[Short exercise] Would you transcribe the whole listing exactly, minus its pictures?

(Extracted data entries)
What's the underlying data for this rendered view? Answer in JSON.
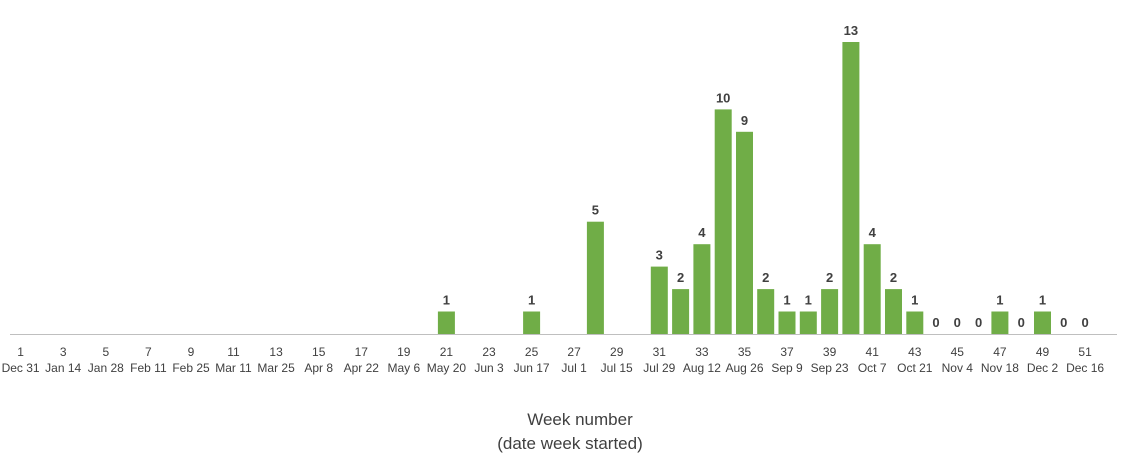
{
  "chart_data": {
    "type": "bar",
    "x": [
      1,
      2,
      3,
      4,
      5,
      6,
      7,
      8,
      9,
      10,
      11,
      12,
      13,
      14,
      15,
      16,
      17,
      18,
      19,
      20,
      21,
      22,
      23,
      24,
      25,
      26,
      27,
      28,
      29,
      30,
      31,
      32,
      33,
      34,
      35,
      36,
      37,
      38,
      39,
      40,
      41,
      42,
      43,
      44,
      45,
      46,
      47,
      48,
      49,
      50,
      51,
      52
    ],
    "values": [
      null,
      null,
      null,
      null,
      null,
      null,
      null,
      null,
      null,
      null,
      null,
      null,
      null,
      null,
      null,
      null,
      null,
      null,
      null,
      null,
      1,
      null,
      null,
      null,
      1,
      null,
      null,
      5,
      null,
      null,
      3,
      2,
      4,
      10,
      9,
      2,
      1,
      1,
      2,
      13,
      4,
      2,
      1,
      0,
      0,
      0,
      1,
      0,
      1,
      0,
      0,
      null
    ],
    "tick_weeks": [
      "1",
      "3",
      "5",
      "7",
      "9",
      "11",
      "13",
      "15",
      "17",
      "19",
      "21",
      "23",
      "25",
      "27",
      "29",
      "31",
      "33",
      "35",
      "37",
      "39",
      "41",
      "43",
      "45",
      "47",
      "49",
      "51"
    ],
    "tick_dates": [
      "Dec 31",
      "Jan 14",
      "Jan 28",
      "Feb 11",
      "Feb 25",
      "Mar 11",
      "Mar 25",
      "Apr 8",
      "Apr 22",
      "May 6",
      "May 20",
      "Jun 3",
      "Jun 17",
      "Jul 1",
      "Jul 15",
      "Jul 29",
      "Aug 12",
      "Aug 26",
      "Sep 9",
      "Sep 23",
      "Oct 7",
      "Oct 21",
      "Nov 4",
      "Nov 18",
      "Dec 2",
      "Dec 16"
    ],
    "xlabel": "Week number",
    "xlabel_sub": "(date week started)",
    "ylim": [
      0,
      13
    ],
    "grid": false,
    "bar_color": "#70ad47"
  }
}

[Solution below]
What's the underlying data for this rendered view? Answer in JSON.
{
  "chart_data": {
    "type": "bar",
    "x": [
      1,
      2,
      3,
      4,
      5,
      6,
      7,
      8,
      9,
      10,
      11,
      12,
      13,
      14,
      15,
      16,
      17,
      18,
      19,
      20,
      21,
      22,
      23,
      24,
      25,
      26,
      27,
      28,
      29,
      30,
      31,
      32,
      33,
      34,
      35,
      36,
      37,
      38,
      39,
      40,
      41,
      42,
      43,
      44,
      45,
      46,
      47,
      48,
      49,
      50,
      51,
      52
    ],
    "values": [
      null,
      null,
      null,
      null,
      null,
      null,
      null,
      null,
      null,
      null,
      null,
      null,
      null,
      null,
      null,
      null,
      null,
      null,
      null,
      null,
      1,
      null,
      null,
      null,
      1,
      null,
      null,
      5,
      null,
      null,
      3,
      2,
      4,
      10,
      9,
      2,
      1,
      1,
      2,
      13,
      4,
      2,
      1,
      0,
      0,
      0,
      1,
      0,
      1,
      0,
      0,
      null
    ],
    "tick_weeks": [
      "1",
      "3",
      "5",
      "7",
      "9",
      "11",
      "13",
      "15",
      "17",
      "19",
      "21",
      "23",
      "25",
      "27",
      "29",
      "31",
      "33",
      "35",
      "37",
      "39",
      "41",
      "43",
      "45",
      "47",
      "49",
      "51"
    ],
    "tick_dates": [
      "Dec 31",
      "Jan 14",
      "Jan 28",
      "Feb 11",
      "Feb 25",
      "Mar 11",
      "Mar 25",
      "Apr 8",
      "Apr 22",
      "May 6",
      "May 20",
      "Jun 3",
      "Jun 17",
      "Jul 1",
      "Jul 15",
      "Jul 29",
      "Aug 12",
      "Aug 26",
      "Sep 9",
      "Sep 23",
      "Oct 7",
      "Oct 21",
      "Nov 4",
      "Nov 18",
      "Dec 2",
      "Dec 16"
    ],
    "xlabel": "Week number",
    "xlabel_sub": "(date week started)",
    "ylim": [
      0,
      13
    ],
    "grid": false,
    "bar_color": "#70ad47"
  }
}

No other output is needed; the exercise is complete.